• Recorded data
>>>>>

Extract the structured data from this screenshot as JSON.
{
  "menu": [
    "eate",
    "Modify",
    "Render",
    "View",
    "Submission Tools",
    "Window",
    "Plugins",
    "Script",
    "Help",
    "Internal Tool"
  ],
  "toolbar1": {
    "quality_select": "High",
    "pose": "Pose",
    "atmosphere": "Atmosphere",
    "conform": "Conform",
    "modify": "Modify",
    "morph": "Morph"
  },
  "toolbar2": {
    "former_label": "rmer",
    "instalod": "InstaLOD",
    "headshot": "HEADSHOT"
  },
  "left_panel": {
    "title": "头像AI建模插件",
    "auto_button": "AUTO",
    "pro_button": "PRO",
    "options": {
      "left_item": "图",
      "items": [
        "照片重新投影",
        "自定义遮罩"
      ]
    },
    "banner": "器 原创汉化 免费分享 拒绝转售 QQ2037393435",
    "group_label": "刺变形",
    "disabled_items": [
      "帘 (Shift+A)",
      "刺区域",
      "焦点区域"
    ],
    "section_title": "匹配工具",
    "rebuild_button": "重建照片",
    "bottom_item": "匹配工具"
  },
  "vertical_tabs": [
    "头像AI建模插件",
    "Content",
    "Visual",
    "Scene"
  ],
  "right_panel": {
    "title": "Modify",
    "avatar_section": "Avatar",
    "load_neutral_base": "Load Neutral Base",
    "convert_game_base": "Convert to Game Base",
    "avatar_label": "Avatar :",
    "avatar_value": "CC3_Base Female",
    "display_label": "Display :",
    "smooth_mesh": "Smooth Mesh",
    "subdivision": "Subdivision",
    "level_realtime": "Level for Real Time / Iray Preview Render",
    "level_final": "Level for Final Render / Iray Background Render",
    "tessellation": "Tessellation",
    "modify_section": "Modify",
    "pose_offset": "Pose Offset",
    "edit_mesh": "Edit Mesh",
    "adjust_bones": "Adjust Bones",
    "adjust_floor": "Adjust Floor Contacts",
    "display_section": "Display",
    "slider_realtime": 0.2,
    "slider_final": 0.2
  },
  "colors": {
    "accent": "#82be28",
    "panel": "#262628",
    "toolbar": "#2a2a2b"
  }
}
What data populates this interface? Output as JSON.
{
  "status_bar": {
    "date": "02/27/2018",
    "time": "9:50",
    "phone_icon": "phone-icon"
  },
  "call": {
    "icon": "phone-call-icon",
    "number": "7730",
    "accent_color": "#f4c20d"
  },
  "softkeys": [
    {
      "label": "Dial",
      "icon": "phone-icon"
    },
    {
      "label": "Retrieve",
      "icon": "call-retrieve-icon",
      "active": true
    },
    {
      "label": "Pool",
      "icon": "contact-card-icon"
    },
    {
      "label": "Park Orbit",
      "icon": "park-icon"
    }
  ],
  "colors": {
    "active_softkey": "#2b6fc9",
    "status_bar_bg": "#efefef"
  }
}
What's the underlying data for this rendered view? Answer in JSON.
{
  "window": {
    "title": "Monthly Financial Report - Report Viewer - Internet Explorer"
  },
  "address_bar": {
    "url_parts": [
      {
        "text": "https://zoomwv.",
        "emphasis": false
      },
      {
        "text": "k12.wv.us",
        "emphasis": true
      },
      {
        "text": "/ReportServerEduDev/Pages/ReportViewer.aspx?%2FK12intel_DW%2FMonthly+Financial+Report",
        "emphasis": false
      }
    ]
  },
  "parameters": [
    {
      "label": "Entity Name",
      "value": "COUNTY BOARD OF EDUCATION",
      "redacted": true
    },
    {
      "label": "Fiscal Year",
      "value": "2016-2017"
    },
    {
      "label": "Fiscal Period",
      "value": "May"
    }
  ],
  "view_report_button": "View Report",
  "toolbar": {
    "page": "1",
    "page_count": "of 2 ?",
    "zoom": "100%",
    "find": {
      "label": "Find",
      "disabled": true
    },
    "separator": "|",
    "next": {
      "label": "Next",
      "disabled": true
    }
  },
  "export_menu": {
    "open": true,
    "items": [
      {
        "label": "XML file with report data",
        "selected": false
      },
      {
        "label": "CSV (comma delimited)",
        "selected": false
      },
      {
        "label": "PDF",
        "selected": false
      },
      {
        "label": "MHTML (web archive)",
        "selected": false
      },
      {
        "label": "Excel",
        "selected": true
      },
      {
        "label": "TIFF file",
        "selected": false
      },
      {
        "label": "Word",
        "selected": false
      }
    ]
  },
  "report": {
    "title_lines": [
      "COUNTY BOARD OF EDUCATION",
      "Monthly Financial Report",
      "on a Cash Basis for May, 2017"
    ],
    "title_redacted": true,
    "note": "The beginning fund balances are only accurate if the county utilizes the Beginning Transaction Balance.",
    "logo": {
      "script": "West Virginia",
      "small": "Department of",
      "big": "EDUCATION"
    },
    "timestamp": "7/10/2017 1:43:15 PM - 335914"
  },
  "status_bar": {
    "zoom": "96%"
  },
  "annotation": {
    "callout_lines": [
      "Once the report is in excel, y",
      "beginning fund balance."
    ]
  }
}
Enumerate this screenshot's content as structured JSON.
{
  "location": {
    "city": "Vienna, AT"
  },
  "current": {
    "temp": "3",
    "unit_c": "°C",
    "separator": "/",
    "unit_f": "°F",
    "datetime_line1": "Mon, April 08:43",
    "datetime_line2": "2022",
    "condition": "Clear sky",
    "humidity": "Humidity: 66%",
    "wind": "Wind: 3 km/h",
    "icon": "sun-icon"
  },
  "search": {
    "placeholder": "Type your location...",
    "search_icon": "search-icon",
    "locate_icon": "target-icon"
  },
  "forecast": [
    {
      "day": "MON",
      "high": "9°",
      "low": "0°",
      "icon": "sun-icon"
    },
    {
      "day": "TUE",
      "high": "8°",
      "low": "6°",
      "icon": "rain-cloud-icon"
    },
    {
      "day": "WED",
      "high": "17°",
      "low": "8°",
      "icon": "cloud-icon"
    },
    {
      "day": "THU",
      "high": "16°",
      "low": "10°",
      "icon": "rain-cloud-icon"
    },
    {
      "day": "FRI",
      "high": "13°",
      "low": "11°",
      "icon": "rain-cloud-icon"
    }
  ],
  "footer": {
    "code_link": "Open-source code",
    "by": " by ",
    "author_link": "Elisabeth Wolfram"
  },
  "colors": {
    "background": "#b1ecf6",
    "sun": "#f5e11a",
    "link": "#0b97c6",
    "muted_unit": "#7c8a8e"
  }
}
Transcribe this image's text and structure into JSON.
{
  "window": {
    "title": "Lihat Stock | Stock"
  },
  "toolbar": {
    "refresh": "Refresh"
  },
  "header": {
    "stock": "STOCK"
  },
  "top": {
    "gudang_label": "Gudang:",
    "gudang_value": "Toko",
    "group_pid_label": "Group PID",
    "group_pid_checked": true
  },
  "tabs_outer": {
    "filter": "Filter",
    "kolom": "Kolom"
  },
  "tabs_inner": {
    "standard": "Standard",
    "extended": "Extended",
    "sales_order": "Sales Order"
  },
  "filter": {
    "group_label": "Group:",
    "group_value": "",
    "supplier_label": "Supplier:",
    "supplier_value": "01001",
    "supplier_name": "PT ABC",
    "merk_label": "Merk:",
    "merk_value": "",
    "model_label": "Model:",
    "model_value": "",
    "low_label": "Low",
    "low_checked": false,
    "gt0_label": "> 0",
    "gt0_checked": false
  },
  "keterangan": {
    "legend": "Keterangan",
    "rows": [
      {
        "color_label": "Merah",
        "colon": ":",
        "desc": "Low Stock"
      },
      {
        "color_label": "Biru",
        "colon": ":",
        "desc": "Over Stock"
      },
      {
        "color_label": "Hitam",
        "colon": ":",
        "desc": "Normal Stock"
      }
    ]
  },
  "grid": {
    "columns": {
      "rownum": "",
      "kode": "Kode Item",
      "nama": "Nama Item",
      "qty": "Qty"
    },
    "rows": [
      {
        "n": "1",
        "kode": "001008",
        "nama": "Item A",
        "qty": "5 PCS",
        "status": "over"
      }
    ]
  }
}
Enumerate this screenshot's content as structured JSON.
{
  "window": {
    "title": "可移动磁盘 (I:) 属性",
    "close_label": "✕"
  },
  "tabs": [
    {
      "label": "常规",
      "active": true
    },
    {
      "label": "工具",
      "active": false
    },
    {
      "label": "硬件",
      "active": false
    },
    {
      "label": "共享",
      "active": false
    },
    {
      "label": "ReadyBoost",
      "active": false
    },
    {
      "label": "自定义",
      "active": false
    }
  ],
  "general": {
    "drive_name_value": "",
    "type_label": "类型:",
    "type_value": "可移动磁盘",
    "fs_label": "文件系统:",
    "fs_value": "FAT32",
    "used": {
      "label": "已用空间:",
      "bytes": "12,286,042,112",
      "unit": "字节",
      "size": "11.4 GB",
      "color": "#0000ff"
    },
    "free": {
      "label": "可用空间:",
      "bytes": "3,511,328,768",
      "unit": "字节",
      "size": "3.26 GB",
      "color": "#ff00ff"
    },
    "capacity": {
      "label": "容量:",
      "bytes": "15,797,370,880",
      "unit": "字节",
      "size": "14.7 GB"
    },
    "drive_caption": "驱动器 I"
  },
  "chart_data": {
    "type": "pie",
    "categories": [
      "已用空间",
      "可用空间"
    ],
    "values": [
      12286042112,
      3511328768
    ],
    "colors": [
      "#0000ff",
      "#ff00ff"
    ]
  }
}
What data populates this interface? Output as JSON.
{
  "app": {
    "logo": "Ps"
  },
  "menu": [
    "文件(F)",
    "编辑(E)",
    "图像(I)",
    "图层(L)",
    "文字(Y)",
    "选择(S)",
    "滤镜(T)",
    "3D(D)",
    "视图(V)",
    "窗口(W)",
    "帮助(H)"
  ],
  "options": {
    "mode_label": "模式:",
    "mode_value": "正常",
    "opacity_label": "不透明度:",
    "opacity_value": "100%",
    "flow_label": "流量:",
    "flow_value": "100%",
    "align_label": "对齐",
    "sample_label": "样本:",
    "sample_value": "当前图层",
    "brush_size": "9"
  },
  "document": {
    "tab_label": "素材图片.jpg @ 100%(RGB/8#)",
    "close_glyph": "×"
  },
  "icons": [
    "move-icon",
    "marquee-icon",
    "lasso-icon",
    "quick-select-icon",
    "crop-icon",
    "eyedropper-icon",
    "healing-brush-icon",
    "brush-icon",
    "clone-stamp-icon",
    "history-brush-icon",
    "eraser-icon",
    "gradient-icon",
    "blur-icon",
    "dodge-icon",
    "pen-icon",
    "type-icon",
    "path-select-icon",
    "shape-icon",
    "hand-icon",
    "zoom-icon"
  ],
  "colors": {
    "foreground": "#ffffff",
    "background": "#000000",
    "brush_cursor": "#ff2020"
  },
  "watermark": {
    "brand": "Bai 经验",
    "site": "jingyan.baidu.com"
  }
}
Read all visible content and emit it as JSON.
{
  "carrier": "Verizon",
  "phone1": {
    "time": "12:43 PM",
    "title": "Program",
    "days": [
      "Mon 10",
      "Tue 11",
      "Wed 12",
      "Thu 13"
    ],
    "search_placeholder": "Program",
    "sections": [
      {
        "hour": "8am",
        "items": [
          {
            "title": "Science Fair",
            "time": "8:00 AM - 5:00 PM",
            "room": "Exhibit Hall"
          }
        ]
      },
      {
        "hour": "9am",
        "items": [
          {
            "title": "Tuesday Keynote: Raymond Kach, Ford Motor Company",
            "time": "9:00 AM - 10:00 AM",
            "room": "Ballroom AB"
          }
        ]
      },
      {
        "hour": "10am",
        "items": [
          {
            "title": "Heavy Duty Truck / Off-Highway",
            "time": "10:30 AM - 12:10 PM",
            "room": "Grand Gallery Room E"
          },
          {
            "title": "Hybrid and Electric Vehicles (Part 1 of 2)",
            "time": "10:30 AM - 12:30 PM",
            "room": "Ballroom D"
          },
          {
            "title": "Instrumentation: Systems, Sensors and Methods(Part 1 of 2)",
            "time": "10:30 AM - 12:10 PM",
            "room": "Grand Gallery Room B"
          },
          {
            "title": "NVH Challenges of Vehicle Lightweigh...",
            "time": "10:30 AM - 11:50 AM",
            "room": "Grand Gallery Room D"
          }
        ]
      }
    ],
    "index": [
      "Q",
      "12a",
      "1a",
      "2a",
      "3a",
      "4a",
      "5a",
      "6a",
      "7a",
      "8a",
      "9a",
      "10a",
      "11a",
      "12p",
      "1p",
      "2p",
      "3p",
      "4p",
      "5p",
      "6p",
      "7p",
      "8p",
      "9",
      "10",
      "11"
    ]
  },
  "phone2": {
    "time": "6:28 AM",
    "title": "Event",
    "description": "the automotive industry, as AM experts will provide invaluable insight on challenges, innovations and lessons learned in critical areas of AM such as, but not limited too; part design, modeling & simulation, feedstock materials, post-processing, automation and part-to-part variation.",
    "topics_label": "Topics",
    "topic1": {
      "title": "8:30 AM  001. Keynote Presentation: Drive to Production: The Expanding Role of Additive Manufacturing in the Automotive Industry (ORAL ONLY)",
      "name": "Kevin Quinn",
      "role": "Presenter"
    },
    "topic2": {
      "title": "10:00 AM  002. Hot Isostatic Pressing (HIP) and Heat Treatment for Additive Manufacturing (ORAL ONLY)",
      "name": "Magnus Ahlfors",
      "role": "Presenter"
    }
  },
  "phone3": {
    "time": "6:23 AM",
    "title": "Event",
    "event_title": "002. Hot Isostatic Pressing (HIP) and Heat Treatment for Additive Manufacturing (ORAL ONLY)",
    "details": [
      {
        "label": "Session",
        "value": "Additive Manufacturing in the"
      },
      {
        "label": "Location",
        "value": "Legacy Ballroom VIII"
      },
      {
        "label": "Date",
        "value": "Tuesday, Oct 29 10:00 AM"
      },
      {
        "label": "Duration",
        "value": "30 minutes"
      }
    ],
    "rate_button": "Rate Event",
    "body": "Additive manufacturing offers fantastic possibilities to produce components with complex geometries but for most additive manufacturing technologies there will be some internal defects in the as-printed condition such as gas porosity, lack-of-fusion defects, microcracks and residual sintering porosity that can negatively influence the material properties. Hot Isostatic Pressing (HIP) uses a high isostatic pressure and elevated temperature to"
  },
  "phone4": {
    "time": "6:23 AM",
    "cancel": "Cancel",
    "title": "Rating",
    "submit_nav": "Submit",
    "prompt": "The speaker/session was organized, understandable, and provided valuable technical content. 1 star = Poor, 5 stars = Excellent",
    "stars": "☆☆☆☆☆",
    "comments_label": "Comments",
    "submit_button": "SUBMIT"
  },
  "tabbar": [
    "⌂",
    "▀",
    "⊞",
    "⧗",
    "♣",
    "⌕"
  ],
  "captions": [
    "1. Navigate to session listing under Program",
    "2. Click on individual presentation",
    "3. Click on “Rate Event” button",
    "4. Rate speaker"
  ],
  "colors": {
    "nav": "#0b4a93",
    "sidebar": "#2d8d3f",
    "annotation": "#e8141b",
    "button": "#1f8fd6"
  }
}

<<<<<

Count the lines in the entries above that include the string "Program", then give only that figure.

• WRITTEN RESPONSE
3